• **Work to do**: Gather the lines below that include the string "бюджет", copying each in full.

*** Data supplied ***

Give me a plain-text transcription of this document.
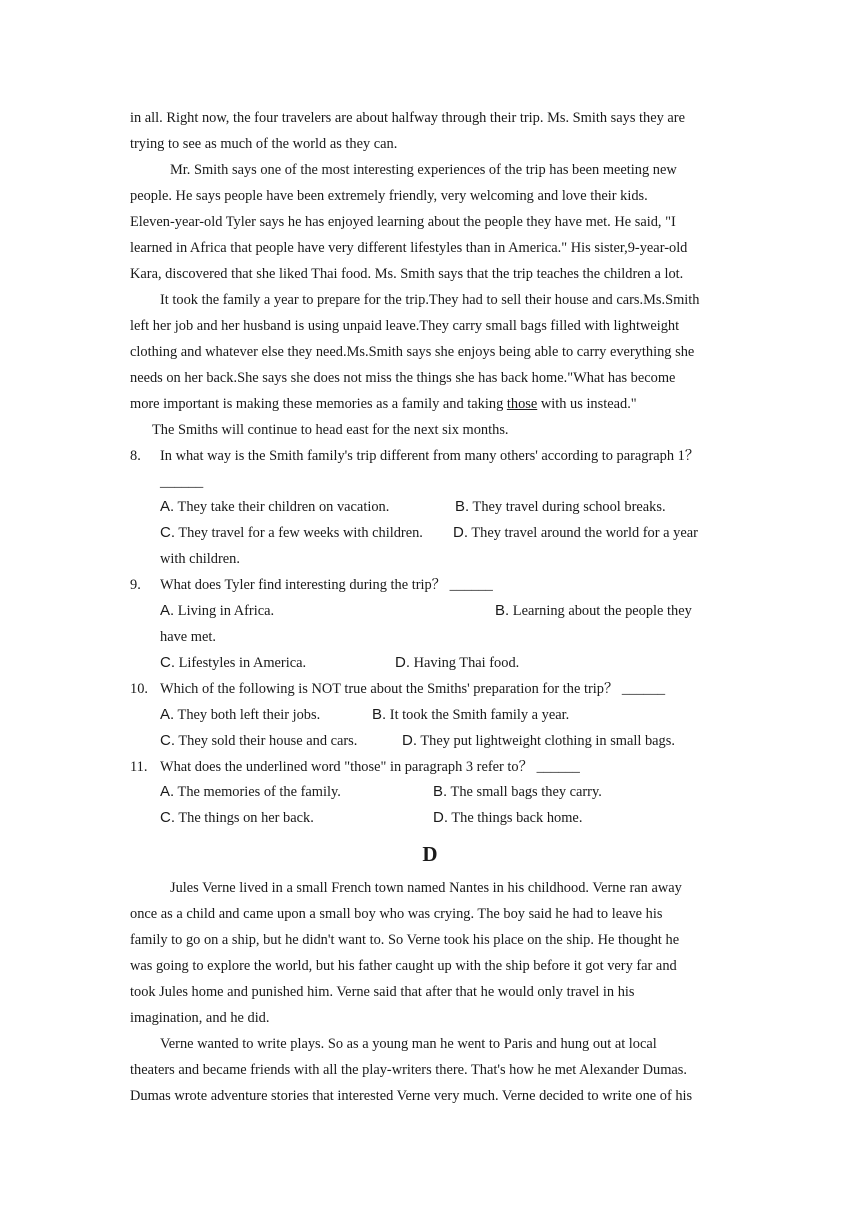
in all. Right now, the four travelers are about halfway through their trip. Ms. Smith says they are
trying to see as much of the world as they can.
Mr. Smith says one of the most interesting experiences of the trip has been meeting new
people. He says people have been extremely friendly, very welcoming and love their kids.
Eleven-year-old Tyler says he has enjoyed learning about the people they have met. He said, "I
learned in Africa that people have very different lifestyles than in America." His sister,9-year-old
Kara, discovered that she liked Thai food. Ms. Smith says that the trip teaches the children a lot.
It took the family a year to prepare for the trip.They had to sell their house and cars.Ms.Smith
left her job and her husband is using unpaid leave.They carry small bags filled with lightweight
clothing and whatever else they need.Ms.Smith says she enjoys being able to carry everything she
needs on her back.She says she does not miss the things she has back home."What has become
more important is making these memories as a family and taking those with us instead."
The Smiths will continue to head east for the next six months.
8. In what way is the Smith family's trip different from many others' according to paragraph 1？
______
A. They take their children on vacation.	B. They travel during school breaks.
C. They travel for a few weeks with children. D. They travel around the world for a year
with children.
9. What does Tyler find interesting during the trip？ ______
A. Living in Africa.	B. Learning about the people they
have met.
C. Lifestyles in America.	D. Having Thai food.
10. Which of the following is NOT true about the Smiths' preparation for the trip？ ______
A. They both left their jobs.	B. It took the Smith family a year.
C. They sold their house and cars.	D. They put lightweight clothing in small bags.
11. What does the underlined word "those" in paragraph 3 refer to？ ______
A. The memories of the family.	B. The small bags they carry.
C. The things on her back.	D. The things back home.
D
Jules Verne lived in a small French town named Nantes in his childhood. Verne ran away
once as a child and came upon a small boy who was crying. The boy said he had to leave his
family to go on a ship, but he didn't want to. So Verne took his place on the ship. He thought he
was going to explore the world, but his father caught up with the ship before it got very far and
took Jules home and punished him. Verne said that after that he would only travel in his
imagination, and he did.
Verne wanted to write plays. So as a young man he went to Paris and hung out at local
theaters and became friends with all the play-writers there. That's how he met Alexander Dumas.
Dumas wrote adventure stories that interested Verne very much. Verne decided to write one of his
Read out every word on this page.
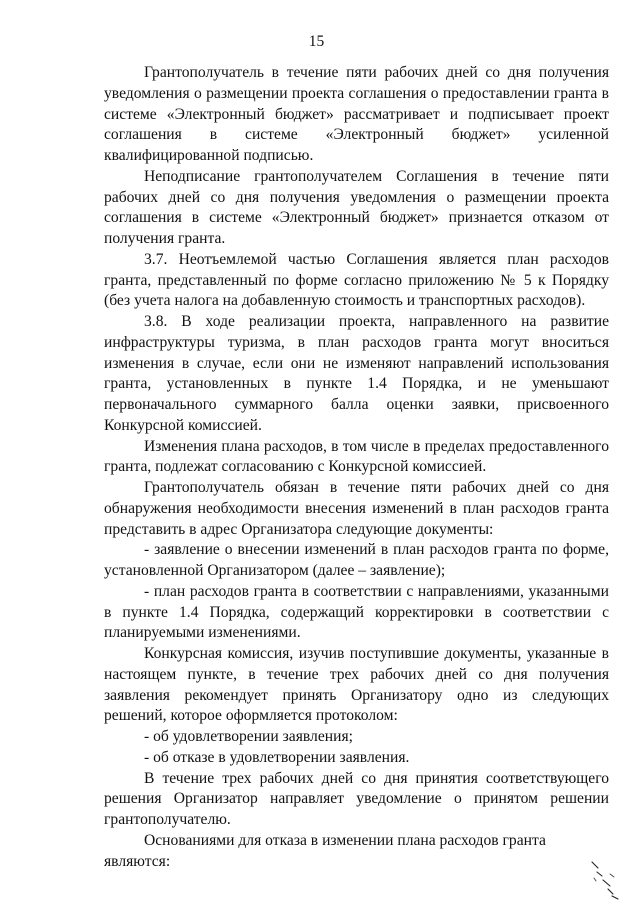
15

Грантополучатель в течение пяти рабочих дней со дня получения уведомления о размещении проекта соглашения о предоставлении гранта в системе «Электронный бюджет» рассматривает и подписывает проект соглашения в системе «Электронный бюджет» усиленной квалифицированной подписью.

Неподписание грантополучателем Соглашения в течение пяти рабочих дней со дня получения уведомления о размещении проекта соглашения в системе «Электронный бюджет» признается отказом от получения гранта.

3.7. Неотъемлемой частью Соглашения является план расходов гранта, представленный по форме согласно приложению № 5 к Порядку (без учета налога на добавленную стоимость и транспортных расходов).

3.8. В ходе реализации проекта, направленного на развитие инфраструктуры туризма, в план расходов гранта могут вноситься изменения в случае, если они не изменяют направлений использования гранта, установленных в пункте 1.4 Порядка, и не уменьшают первоначального суммарного балла оценки заявки, присвоенного Конкурсной комиссией.

Изменения плана расходов, в том числе в пределах предоставленного гранта, подлежат согласованию с Конкурсной комиссией.

Грантополучатель обязан в течение пяти рабочих дней со дня обнаружения необходимости внесения изменений в план расходов гранта представить в адрес Организатора следующие документы:

- заявление о внесении изменений в план расходов гранта по форме, установленной Организатором (далее – заявление);

- план расходов гранта в соответствии с направлениями, указанными в пункте 1.4 Порядка, содержащий корректировки в соответствии с планируемыми изменениями.

Конкурсная комиссия, изучив поступившие документы, указанные в настоящем пункте, в течение трех рабочих дней со дня получения заявления рекомендует принять Организатору одно из следующих решений, которое оформляется протоколом:

- об удовлетворении заявления;

- об отказе в удовлетворении заявления.

В течение трех рабочих дней со дня принятия соответствующего решения Организатор направляет уведомление о принятом решении грантополучателю.

Основаниями для отказа в изменении плана расходов гранта являются:
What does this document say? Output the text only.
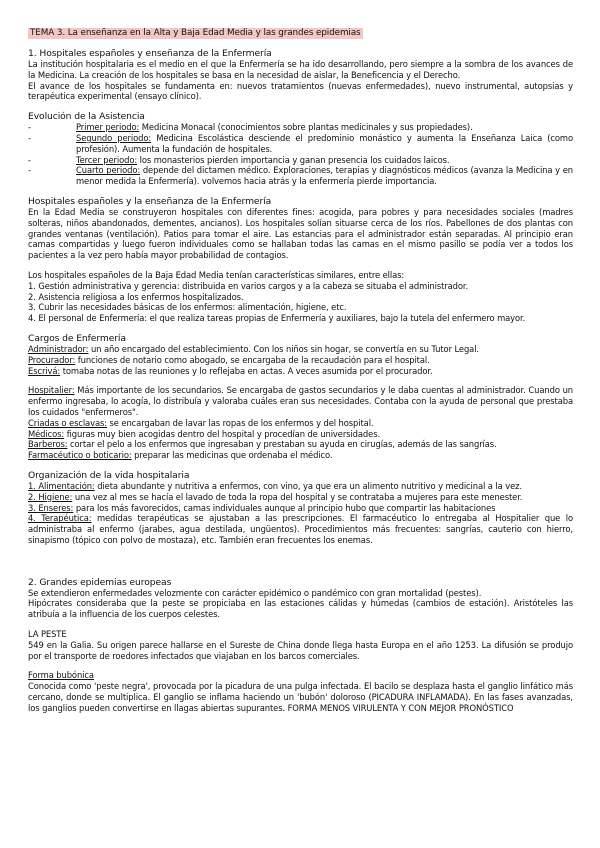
TEMA 3. La enseñanza en la Alta y Baja Edad Media y las grandes epidemias
1. Hospitales españoles y enseñanza de la Enfermería

La institución hospitalaria es el medio en el que la Enfermería se ha ido desarrollando, pero siempre a la sombra de los avances de la Medicina. La creación de los hospitales se basa en la necesidad de aislar, la Beneficencia y el Derecho.

El avance de los hospitales se fundamenta en: nuevos tratamientos (nuevas enfermedades), nuevo instrumental, autopsias y terapéutica experimental (ensayo clínico).

Evolución de la Asistencia
-	Primer periodo: Medicina Monacal (conocimientos sobre plantas medicinales y sus propiedades).
-	Segundo periodo: Medicina Escolástica desciende el predominio monástico y aumenta la Enseñanza Laica (como profesión). Aumenta la fundación de hospitales.
-	Tercer periodo: los monasterios pierden importancia y ganan presencia los cuidados laicos.
-	Cuarto periodo: depende del dictamen médico. Exploraciones, terapias y diagnósticos médicos (avanza la Medicina y en menor medida la Enfermería). volvemos hacia atrás y la enfermería pierde importancia.
Hospitales españoles y la enseñanza de la Enfermería

En la Edad Media se construyeron hospitales con diferentes fines: acogida, para pobres y para necesidades sociales (madres solteras, niños abandonados, dementes, ancianos). Los hospitales solían situarse cerca de los ríos. Pabellones de dos plantas con grandes ventanas (ventilación). Patios para tomar el aire. Las estancias para el administrador están separadas. Al principio eran camas compartidas y luego fueron individuales como se hallaban todas las camas en el mismo pasillo se podía ver a todos los pacientes a la vez pero había mayor probabilidad de contagios.

Los hospitales españoles de la Baja Edad Media tenían características similares, entre ellas:

1. Gestión administrativa y gerencia: distribuida en varios cargos y a la cabeza se situaba el administrador.
2. Asistencia religiosa a los enfermos hospitalizados.
3. Cubrir las necesidades básicas de los enfermos: alimentación, higiene, etc.
4. El personal de Enfermería: el que realiza tareas propias de Enfermería y auxiliares, bajo la tutela del enfermero mayor.
Cargos de Enfermería
Administrador: un año encargado del establecimiento. Con los niños sin hogar, se convertía en su Tutor Legal.
Procurador: funciones de notario como abogado, se encargaba de la recaudación para el hospital.
Escrivá: tomaba notas de las reuniones y lo reflejaba en actas. A veces asumida por el procurador.
Hospitalier: Más importante de los secundarios. Se encargaba de gastos secundarios y le daba cuentas al administrador. Cuando un enfermo ingresaba, lo acogía, lo distribuía y valoraba cuáles eran sus necesidades. Contaba con la ayuda de personal que prestaba los cuidados "enfermeros".
Criadas o esclavas: se encargaban de lavar las ropas de los enfermos y del hospital.
Médicos: figuras muy bien acogidas dentro del hospital y procedían de universidades.
Barberos: cortar el pelo a los enfermos que ingresaban y prestaban su ayuda en cirugías, además de las sangrías.
Farmacéutico o boticario: preparar las medicinas que ordenaba el médico.
Organización de la vida hospitalaria
1. Alimentación: dieta abundante y nutritiva a enfermos, con vino, ya que era un alimento nutritivo y medicinal a la vez.
2. Higiene: una vez al mes se hacía el lavado de toda la ropa del hospital y se contrataba a mujeres para este menester.
3. Enseres: para los más favorecidos, camas individuales aunque al principio hubo que compartir las habitaciones
4. Terapéutica: medidas terapéuticas se ajustaban a las prescripciones. El farmacéutico lo entregaba al Hospitalier que lo administraba al enfermo (jarabes, agua destilada, ungüentos). Procedimientos más frecuentes: sangrías, cauterio con hierro, sinapismo (tópico con polvo de mostaza), etc. También eran frecuentes los enemas.
2. Grandes epidemias europeas

Se extendieron enfermedades velozmente con carácter epidémico o pandémico con gran mortalidad (pestes).

Hipócrates consideraba que la peste se propiciaba en las estaciones cálidas y húmedas (cambios de estación). Aristóteles las atribuía a la influencia de los cuerpos celestes.

LA PESTE

549 en la Galia. Su origen parece hallarse en el Sureste de China donde llega hasta Europa en el año 1253. La difusión se produjo por el transporte de roedores infectados que viajaban en los barcos comerciales.

Forma bubónica

Conocida como 'peste negra', provocada por la picadura de una pulga infectada. El bacilo se desplaza hasta el ganglio linfático más cercano, donde se multiplica. El ganglio se inflama haciendo un 'bubón' doloroso (PICADURA INFLAMADA). En las fases avanzadas, los ganglios pueden convertirse en llagas abiertas supurantes. FORMA MENOS VIRULENTA Y CON MEJOR PRONÓSTICO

***

• **Finished exercise**:
Грантополучатель в течение пяти рабочих дней со дня получения уведомления о размещении проекта соглашения о предоставлении гранта в системе «Электронный бюджет» рассматривает и подписывает проект соглашения в системе «Электронный бюджет» усиленной квалифицированной подписью.
Неподписание грантополучателем Соглашения в течение пяти рабочих дней со дня получения уведомления о размещении проекта соглашения в системе «Электронный бюджет» признается отказом от получения гранта.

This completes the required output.